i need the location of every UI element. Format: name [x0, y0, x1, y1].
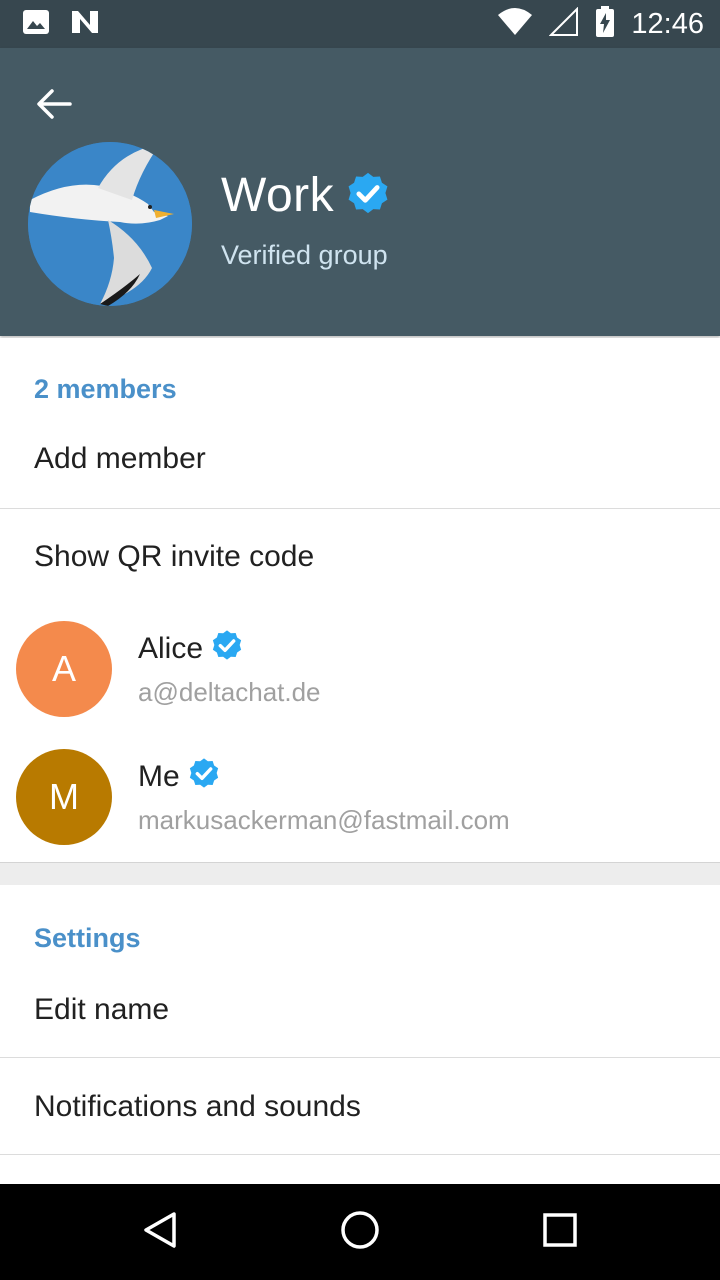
status-bar: 12:46 [0, 0, 720, 48]
notifications-sounds-row[interactable]: Notifications and sounds [0, 1058, 720, 1154]
avatar: M [16, 749, 112, 845]
avatar: A [16, 621, 112, 717]
navigation-bar [0, 1184, 720, 1280]
notifications-sounds-label: Notifications and sounds [34, 1090, 361, 1123]
n-notification-icon [70, 9, 100, 40]
recents-square-icon [541, 1211, 579, 1254]
add-member-label: Add member [34, 442, 206, 475]
members-count-header: 2 members [34, 374, 177, 404]
divider [0, 508, 720, 509]
settings-section: Settings Edit name Notifications and sou… [0, 885, 720, 1184]
divider [0, 1154, 720, 1155]
verified-icon [188, 757, 220, 797]
home-circle-icon [339, 1209, 381, 1256]
avatar-initial: A [51, 648, 76, 689]
section-separator [0, 862, 720, 886]
arrow-left-icon [36, 88, 72, 125]
wifi-icon [497, 7, 533, 42]
cell-signal-icon [549, 6, 579, 42]
member-email: a@deltachat.de [138, 677, 321, 707]
member-name: Me [138, 757, 220, 797]
verified-icon [211, 629, 243, 669]
group-title: Work [221, 168, 390, 223]
nav-recents-button[interactable] [536, 1208, 584, 1256]
back-triangle-icon [140, 1210, 180, 1255]
group-header: Work Verified group [0, 48, 720, 336]
seagull-image [28, 142, 192, 306]
back-button[interactable] [26, 78, 82, 134]
avatar-initial: M [49, 776, 79, 817]
settings-header: Settings [34, 923, 141, 953]
edit-name-row[interactable]: Edit name [0, 983, 720, 1057]
member-name-text: Alice [138, 632, 204, 665]
member-name: Alice [138, 629, 243, 669]
member-name-text: Me [138, 760, 180, 793]
edit-name-label: Edit name [34, 993, 170, 1026]
members-section: 2 members Add member Show QR invite code… [0, 338, 720, 861]
group-name: Work [221, 169, 335, 222]
show-qr-invite-row[interactable]: Show QR invite code [0, 528, 720, 592]
group-avatar[interactable] [28, 142, 192, 306]
show-qr-invite-label: Show QR invite code [34, 540, 315, 573]
image-icon [22, 9, 50, 40]
group-subtitle: Verified group [221, 240, 388, 270]
nav-home-button[interactable] [336, 1208, 384, 1256]
add-member-row[interactable]: Add member [0, 434, 720, 508]
nav-back-button[interactable] [136, 1208, 184, 1256]
member-email: markusackerman@fastmail.com [138, 805, 510, 835]
member-item-me[interactable]: M Me markusackerman@fastmail.com [0, 749, 720, 877]
battery-charging-icon [595, 6, 615, 43]
verified-icon [346, 171, 390, 220]
clock: 12:46 [631, 8, 704, 40]
member-item-alice[interactable]: A Alice a@deltachat.de [0, 621, 720, 749]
-------------------------
*Goal*
Change every occurrence of "divider" in the items above to "rule" and reproduce all the lines, leaving everything else unchanged and omitting the pictures.

*Correct result*
i need the location of every UI element. Format: name [x0, y0, x1, y1].
status-bar: 12:46 [0, 0, 720, 48]
notifications-sounds-row[interactable]: Notifications and sounds [0, 1058, 720, 1154]
avatar: M [16, 749, 112, 845]
avatar: A [16, 621, 112, 717]
navigation-bar [0, 1184, 720, 1280]
notifications-sounds-label: Notifications and sounds [34, 1090, 361, 1123]
n-notification-icon [70, 9, 100, 40]
recents-square-icon [541, 1211, 579, 1254]
add-member-label: Add member [34, 442, 206, 475]
members-count-header: 2 members [34, 374, 177, 404]
rule [0, 508, 720, 509]
settings-section: Settings Edit name Notifications and sou… [0, 885, 720, 1184]
rule [0, 1154, 720, 1155]
verified-icon [188, 757, 220, 797]
home-circle-icon [339, 1209, 381, 1256]
avatar-initial: A [51, 648, 76, 689]
section-separator [0, 862, 720, 886]
arrow-left-icon [36, 88, 72, 125]
wifi-icon [497, 7, 533, 42]
cell-signal-icon [549, 6, 579, 42]
member-email: a@deltachat.de [138, 677, 321, 707]
member-name: Me [138, 757, 220, 797]
verified-icon [211, 629, 243, 669]
group-title: Work [221, 168, 390, 223]
nav-recents-button[interactable] [536, 1208, 584, 1256]
back-triangle-icon [140, 1210, 180, 1255]
group-header: Work Verified group [0, 48, 720, 336]
seagull-image [28, 142, 192, 306]
back-button[interactable] [26, 78, 82, 134]
avatar-initial: M [49, 776, 79, 817]
settings-header: Settings [34, 923, 141, 953]
edit-name-row[interactable]: Edit name [0, 983, 720, 1057]
member-name-text: Alice [138, 632, 204, 665]
member-name: Alice [138, 629, 243, 669]
member-name-text: Me [138, 760, 180, 793]
edit-name-label: Edit name [34, 993, 170, 1026]
members-section: 2 members Add member Show QR invite code… [0, 338, 720, 861]
group-name: Work [221, 169, 335, 222]
show-qr-invite-row[interactable]: Show QR invite code [0, 528, 720, 592]
group-avatar[interactable] [28, 142, 192, 306]
show-qr-invite-label: Show QR invite code [34, 540, 315, 573]
image-icon [22, 9, 50, 40]
group-subtitle: Verified group [221, 240, 388, 270]
nav-home-button[interactable] [336, 1208, 384, 1256]
add-member-row[interactable]: Add member [0, 434, 720, 508]
nav-back-button[interactable] [136, 1208, 184, 1256]
member-email: markusackerman@fastmail.com [138, 805, 510, 835]
member-item-me[interactable]: M Me markusackerman@fastmail.com [0, 749, 720, 877]
battery-charging-icon [595, 6, 615, 43]
verified-icon [346, 171, 390, 220]
clock: 12:46 [631, 8, 704, 40]
member-item-alice[interactable]: A Alice a@deltachat.de [0, 621, 720, 749]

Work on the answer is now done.